— START OF Records for this exercise —

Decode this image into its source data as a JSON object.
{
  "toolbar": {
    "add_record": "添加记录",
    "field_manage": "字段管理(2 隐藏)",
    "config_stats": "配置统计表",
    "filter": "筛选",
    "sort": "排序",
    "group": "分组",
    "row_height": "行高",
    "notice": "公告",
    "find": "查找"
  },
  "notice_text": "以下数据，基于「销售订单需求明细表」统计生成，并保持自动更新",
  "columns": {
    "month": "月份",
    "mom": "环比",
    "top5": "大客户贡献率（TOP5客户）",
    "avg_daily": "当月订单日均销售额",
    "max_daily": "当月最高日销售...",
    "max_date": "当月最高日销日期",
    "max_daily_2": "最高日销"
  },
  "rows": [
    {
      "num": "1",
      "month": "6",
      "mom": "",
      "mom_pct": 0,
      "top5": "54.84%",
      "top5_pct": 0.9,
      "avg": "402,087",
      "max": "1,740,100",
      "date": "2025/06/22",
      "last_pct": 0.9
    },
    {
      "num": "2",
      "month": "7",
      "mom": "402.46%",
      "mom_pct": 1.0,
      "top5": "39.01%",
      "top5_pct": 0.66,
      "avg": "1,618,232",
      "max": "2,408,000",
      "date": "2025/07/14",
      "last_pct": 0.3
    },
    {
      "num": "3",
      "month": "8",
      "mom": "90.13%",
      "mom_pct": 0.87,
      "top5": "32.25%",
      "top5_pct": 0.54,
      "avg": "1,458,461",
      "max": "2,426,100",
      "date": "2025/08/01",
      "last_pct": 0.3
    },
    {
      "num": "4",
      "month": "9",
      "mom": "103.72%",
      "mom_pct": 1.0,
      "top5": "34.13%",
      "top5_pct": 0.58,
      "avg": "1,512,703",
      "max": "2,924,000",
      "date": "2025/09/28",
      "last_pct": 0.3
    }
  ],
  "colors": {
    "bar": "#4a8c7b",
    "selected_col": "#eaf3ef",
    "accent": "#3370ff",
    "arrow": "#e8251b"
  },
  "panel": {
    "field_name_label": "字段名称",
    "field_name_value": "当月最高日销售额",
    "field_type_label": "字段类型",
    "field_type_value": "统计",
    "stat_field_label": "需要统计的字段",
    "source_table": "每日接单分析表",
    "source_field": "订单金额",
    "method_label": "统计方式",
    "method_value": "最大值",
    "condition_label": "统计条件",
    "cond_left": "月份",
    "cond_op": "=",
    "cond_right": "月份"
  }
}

— END OF Records for this exercise —

Stated exercise: From the listing above, extract all records word for word.

Exercise response:
Decode this image into its source data as a JSON object.
{
  "toolbar": {
    "add_record": "添加记录",
    "field_manage": "字段管理(2 隐藏)",
    "config_stats": "配置统计表",
    "filter": "筛选",
    "sort": "排序",
    "group": "分组",
    "row_height": "行高",
    "notice": "公告",
    "find": "查找"
  },
  "notice_text": "以下数据，基于「销售订单需求明细表」统计生成，并保持自动更新",
  "columns": {
    "month": "月份",
    "mom": "环比",
    "top5": "大客户贡献率（TOP5客户）",
    "avg_daily": "当月订单日均销售额",
    "max_daily": "当月最高日销售...",
    "max_date": "当月最高日销日期",
    "max_daily_2": "最高日销"
  },
  "rows": [
    {
      "num": "1",
      "month": "6",
      "mom": "",
      "mom_pct": 0,
      "top5": "54.84%",
      "top5_pct": 0.9,
      "avg": "402,087",
      "max": "1,740,100",
      "date": "2025/06/22",
      "last_pct": 0.9
    },
    {
      "num": "2",
      "month": "7",
      "mom": "402.46%",
      "mom_pct": 1.0,
      "top5": "39.01%",
      "top5_pct": 0.66,
      "avg": "1,618,232",
      "max": "2,408,000",
      "date": "2025/07/14",
      "last_pct": 0.3
    },
    {
      "num": "3",
      "month": "8",
      "mom": "90.13%",
      "mom_pct": 0.87,
      "top5": "32.25%",
      "top5_pct": 0.54,
      "avg": "1,458,461",
      "max": "2,426,100",
      "date": "2025/08/01",
      "last_pct": 0.3
    },
    {
      "num": "4",
      "month": "9",
      "mom": "103.72%",
      "mom_pct": 1.0,
      "top5": "34.13%",
      "top5_pct": 0.58,
      "avg": "1,512,703",
      "max": "2,924,000",
      "date": "2025/09/28",
      "last_pct": 0.3
    }
  ],
  "colors": {
    "bar": "#4a8c7b",
    "selected_col": "#eaf3ef",
    "accent": "#3370ff",
    "arrow": "#e8251b"
  },
  "panel": {
    "field_name_label": "字段名称",
    "field_name_value": "当月最高日销售额",
    "field_type_label": "字段类型",
    "field_type_value": "统计",
    "stat_field_label": "需要统计的字段",
    "source_table": "每日接单分析表",
    "source_field": "订单金额",
    "method_label": "统计方式",
    "method_value": "最大值",
    "condition_label": "统计条件",
    "cond_left": "月份",
    "cond_op": "=",
    "cond_right": "月份"
  }
}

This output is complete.